(Dataset rows about figures)

──────────────────────────────

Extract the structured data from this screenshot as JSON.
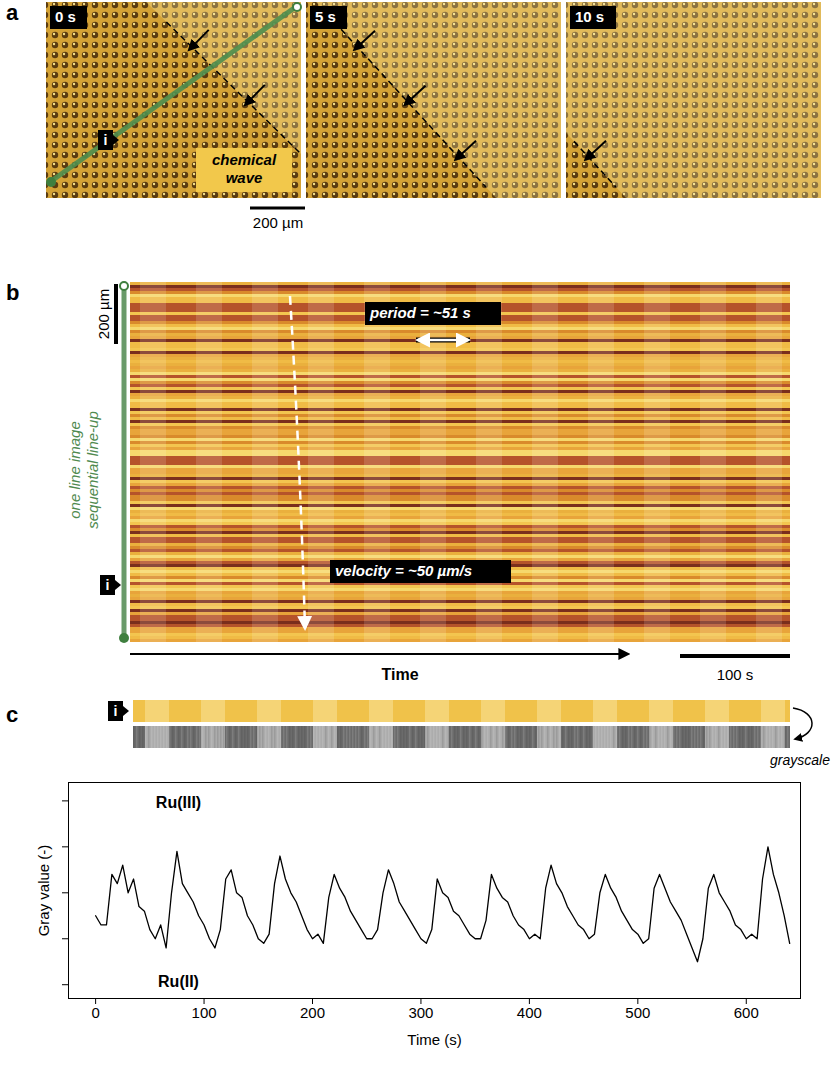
{
  "figure": {
    "panel_a": {
      "letter": "a",
      "frames": [
        "0 s",
        "5 s",
        "10 s"
      ],
      "annotation": "chemical wave",
      "line_label": "i",
      "scale_bar": "200 µm"
    },
    "panel_b": {
      "letter": "b",
      "scale_bar": "200 µm",
      "axis_label": "one line image sequential line-up",
      "line_label": "i",
      "period": "period = ~51 s",
      "velocity": "velocity = ~50 µm/s",
      "x_label": "Time",
      "time_bar": "100 s"
    },
    "panel_c": {
      "letter": "c",
      "line_label": "i",
      "strip_label": "grayscale"
    }
  },
  "chart_data": {
    "type": "line",
    "color": "#000000",
    "xlabel": "Time (s)",
    "ylabel": "Gray value (-)",
    "annotations": [
      "Ru(III)",
      "Ru(II)"
    ],
    "xlim": [
      -25,
      650
    ],
    "xticks": [
      0,
      100,
      200,
      300,
      400,
      500,
      600
    ],
    "ylim": [
      -0.3,
      4.4
    ],
    "yticks": [
      0,
      1,
      2,
      3,
      4
    ],
    "tick_labels": "x",
    "x": [
      0,
      5,
      10,
      15,
      20,
      25,
      30,
      35,
      40,
      45,
      50,
      55,
      60,
      65,
      70,
      75,
      80,
      85,
      90,
      95,
      100,
      105,
      110,
      115,
      120,
      125,
      130,
      135,
      140,
      145,
      150,
      155,
      160,
      165,
      170,
      175,
      180,
      185,
      190,
      195,
      200,
      205,
      210,
      215,
      220,
      225,
      230,
      235,
      240,
      245,
      250,
      255,
      260,
      265,
      270,
      275,
      280,
      285,
      290,
      295,
      300,
      305,
      310,
      315,
      320,
      325,
      330,
      335,
      340,
      345,
      350,
      355,
      360,
      365,
      370,
      375,
      380,
      385,
      390,
      395,
      400,
      405,
      410,
      415,
      420,
      425,
      430,
      435,
      440,
      445,
      450,
      455,
      460,
      465,
      470,
      475,
      480,
      485,
      490,
      495,
      500,
      505,
      510,
      515,
      520,
      525,
      530,
      535,
      540,
      545,
      550,
      555,
      560,
      565,
      570,
      575,
      580,
      585,
      590,
      595,
      600,
      605,
      610,
      615,
      620,
      625,
      630,
      635,
      640
    ],
    "values": [
      1.5,
      1.3,
      1.3,
      2.4,
      2.2,
      2.6,
      2.0,
      2.3,
      1.7,
      1.6,
      1.2,
      1.0,
      1.3,
      0.8,
      2.0,
      2.9,
      2.2,
      2.0,
      1.8,
      1.5,
      1.3,
      1.0,
      0.8,
      1.2,
      2.3,
      2.5,
      2.0,
      1.9,
      1.5,
      1.3,
      1.0,
      0.9,
      1.1,
      2.2,
      2.8,
      2.3,
      2.0,
      1.8,
      1.5,
      1.2,
      1.0,
      1.1,
      0.9,
      1.9,
      2.4,
      2.1,
      1.9,
      1.6,
      1.4,
      1.2,
      1.0,
      1.0,
      1.2,
      2.0,
      2.5,
      2.2,
      1.8,
      1.6,
      1.4,
      1.2,
      1.0,
      0.9,
      1.2,
      2.3,
      2.0,
      1.9,
      1.6,
      1.5,
      1.3,
      1.1,
      1.0,
      1.0,
      1.4,
      2.4,
      2.1,
      1.9,
      1.8,
      1.5,
      1.3,
      1.2,
      1.0,
      1.1,
      1.0,
      2.1,
      2.6,
      2.2,
      2.0,
      1.7,
      1.5,
      1.3,
      1.2,
      1.0,
      1.1,
      2.0,
      2.4,
      2.1,
      1.9,
      1.6,
      1.4,
      1.2,
      1.1,
      0.9,
      1.0,
      2.1,
      2.4,
      2.1,
      1.8,
      1.6,
      1.4,
      1.1,
      0.8,
      0.5,
      1.0,
      2.1,
      2.4,
      2.0,
      1.8,
      1.6,
      1.3,
      1.2,
      1.0,
      1.1,
      1.0,
      2.3,
      3.0,
      2.4,
      2.0,
      1.5,
      0.9
    ]
  }
}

──────────────────────────────

- [PROMPT]: Write out the listing above exactly as it stands, pictures excluded.

- [OUTPUT]:
Extract the structured data from this screenshot as JSON.
{
  "figure": {
    "panel_a": {
      "letter": "a",
      "frames": [
        "0 s",
        "5 s",
        "10 s"
      ],
      "annotation": "chemical wave",
      "line_label": "i",
      "scale_bar": "200 µm"
    },
    "panel_b": {
      "letter": "b",
      "scale_bar": "200 µm",
      "axis_label": "one line image sequential line-up",
      "line_label": "i",
      "period": "period = ~51 s",
      "velocity": "velocity = ~50 µm/s",
      "x_label": "Time",
      "time_bar": "100 s"
    },
    "panel_c": {
      "letter": "c",
      "line_label": "i",
      "strip_label": "grayscale"
    }
  },
  "chart_data": {
    "type": "line",
    "color": "#000000",
    "xlabel": "Time (s)",
    "ylabel": "Gray value (-)",
    "annotations": [
      "Ru(III)",
      "Ru(II)"
    ],
    "xlim": [
      -25,
      650
    ],
    "xticks": [
      0,
      100,
      200,
      300,
      400,
      500,
      600
    ],
    "ylim": [
      -0.3,
      4.4
    ],
    "yticks": [
      0,
      1,
      2,
      3,
      4
    ],
    "tick_labels": "x",
    "x": [
      0,
      5,
      10,
      15,
      20,
      25,
      30,
      35,
      40,
      45,
      50,
      55,
      60,
      65,
      70,
      75,
      80,
      85,
      90,
      95,
      100,
      105,
      110,
      115,
      120,
      125,
      130,
      135,
      140,
      145,
      150,
      155,
      160,
      165,
      170,
      175,
      180,
      185,
      190,
      195,
      200,
      205,
      210,
      215,
      220,
      225,
      230,
      235,
      240,
      245,
      250,
      255,
      260,
      265,
      270,
      275,
      280,
      285,
      290,
      295,
      300,
      305,
      310,
      315,
      320,
      325,
      330,
      335,
      340,
      345,
      350,
      355,
      360,
      365,
      370,
      375,
      380,
      385,
      390,
      395,
      400,
      405,
      410,
      415,
      420,
      425,
      430,
      435,
      440,
      445,
      450,
      455,
      460,
      465,
      470,
      475,
      480,
      485,
      490,
      495,
      500,
      505,
      510,
      515,
      520,
      525,
      530,
      535,
      540,
      545,
      550,
      555,
      560,
      565,
      570,
      575,
      580,
      585,
      590,
      595,
      600,
      605,
      610,
      615,
      620,
      625,
      630,
      635,
      640
    ],
    "values": [
      1.5,
      1.3,
      1.3,
      2.4,
      2.2,
      2.6,
      2.0,
      2.3,
      1.7,
      1.6,
      1.2,
      1.0,
      1.3,
      0.8,
      2.0,
      2.9,
      2.2,
      2.0,
      1.8,
      1.5,
      1.3,
      1.0,
      0.8,
      1.2,
      2.3,
      2.5,
      2.0,
      1.9,
      1.5,
      1.3,
      1.0,
      0.9,
      1.1,
      2.2,
      2.8,
      2.3,
      2.0,
      1.8,
      1.5,
      1.2,
      1.0,
      1.1,
      0.9,
      1.9,
      2.4,
      2.1,
      1.9,
      1.6,
      1.4,
      1.2,
      1.0,
      1.0,
      1.2,
      2.0,
      2.5,
      2.2,
      1.8,
      1.6,
      1.4,
      1.2,
      1.0,
      0.9,
      1.2,
      2.3,
      2.0,
      1.9,
      1.6,
      1.5,
      1.3,
      1.1,
      1.0,
      1.0,
      1.4,
      2.4,
      2.1,
      1.9,
      1.8,
      1.5,
      1.3,
      1.2,
      1.0,
      1.1,
      1.0,
      2.1,
      2.6,
      2.2,
      2.0,
      1.7,
      1.5,
      1.3,
      1.2,
      1.0,
      1.1,
      2.0,
      2.4,
      2.1,
      1.9,
      1.6,
      1.4,
      1.2,
      1.1,
      0.9,
      1.0,
      2.1,
      2.4,
      2.1,
      1.8,
      1.6,
      1.4,
      1.1,
      0.8,
      0.5,
      1.0,
      2.1,
      2.4,
      2.0,
      1.8,
      1.6,
      1.3,
      1.2,
      1.0,
      1.1,
      1.0,
      2.3,
      3.0,
      2.4,
      2.0,
      1.5,
      0.9
    ]
  }
}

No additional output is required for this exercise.